- REQUIREMENTS
**a.** Duplicate the passage of the essay on voting for the opposition from "In parliamentary democracy, the" up to and including "an OFFICIAL function.".
**b.** Condense the paragraph of the essay on voting for the opposition that opens with "This isn't the race track, Alberta" into a shorter version that keeps its main points.

I smell an election. All the political parties are in full rut; wooing and catcalling all and any citizen that happens onto social media. In the midst of the flying oaths and dodgy declarations I keep hearing the stupidest thing.
“Don’t throw your vote away.”
This is my rebuttal to those people who proffer the warning that the ruling party alone is responsible for making sure that the wheels of government keep turning, and anyone not in the ruling party does nothing but take up valuable space:
Stop it already.
That’s not true, and in fact it belies a basic lack of understanding about how a parliamentary democracy works – about what is and what isn’t a sign of a healthy democracy.
DEFINITION TIME:
- Parliamentary democracy = democratic governance in which the executive branch derives its legitimacy from, and is held accountable to, the legislature.
Note the italicized words.
How much accountability is there really going to be if we elect one allied group of people? How much greater the opportunity for collusion and coercion when all members of the ruling party espouse and are aligned with the same ideologies?
Doesn’t accountability spring from fresh perspective, skepticism and asking new questions?
Who does that?
In parliamentary democracy, the party with the second highest number of seats in the legislature is given the OFFICIAL status of OFFICIAL opposition. That comes with an OFFICIAL function.
Our government enacts legislation on our behalf, and the opposition watches over them with a skeptical eye and reports back to us. Government runs things, and opposition makes sure they do it in an efficient, effective and legitimate way. They are the quality control.
Opposition is the steward of democracy. Perhaps not to rule, but to participate in good governance, is the nobler goal.
So, if you vote for the party that doesn’t form the government your vote is not a throw-away. If your elected representative is an opposition member then your elected representative is responsible for the health of our democracy.
This isn’t the race track, Alberta. Picking the winner doesn’t pay the highest democratic dividend. We complain about corruption among our representatives. It exists because we have handed unchallenged power to them. If we can’t muster the collective will to change things up once in a while the least we can do is to elect an opposition to mitigate the tendency of power to corrupt.
Alberta, we need to work together to oppose the behemoth on the right. Until we do that we have no hope of ever replacing the behemoth on the right and changing our boom and bust (hi)story.
This is the story of a place called Alberta. Alberta was a place where working people lived and played, were born and died. And they lived through booms and busts too.
They even had a legislature and every few years they had an election … used to drag themselves to the polls and cast a ballot. Some of them got tired of casting their vote and got caught up in the nets of some pretty big fish. Caught in rural ridings.
And every election those Albertans who did get to the ballot box just got used to electing conservative governments. A government made of oil loving wealth hoarding entitled bureaucrats.
Now, if you think it’s strange that Alberta should be electing bureaucrats you don’t understand the history of Alberta for the last 43 years, there is this fear of electing anybody other than cons.

- DATASET EXTRACT
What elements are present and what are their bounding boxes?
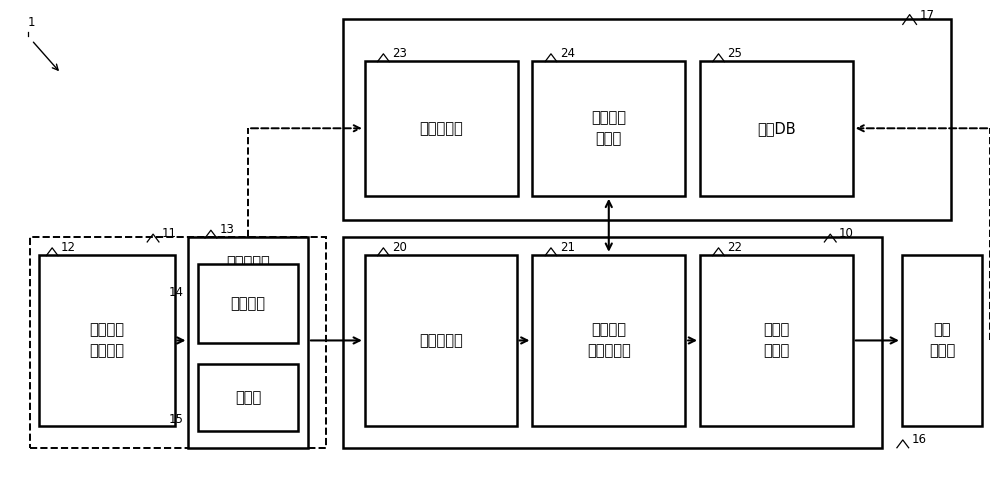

- EXERCISE RESULTS
**a.**
In parliamentary democracy, the party with the second highest number of seats in the legislature is given the OFFICIAL status of OFFICIAL opposition. That comes with an OFFICIAL function.

**b.** An election is not a horse race, and backing the winner does not yield the greatest democratic return. Representatives are corrupt because voters have given them unchallenged power. If Albertans cannot bring themselves to change governments occasionally, they should at least elect an opposition to check power's tendency to corrupt.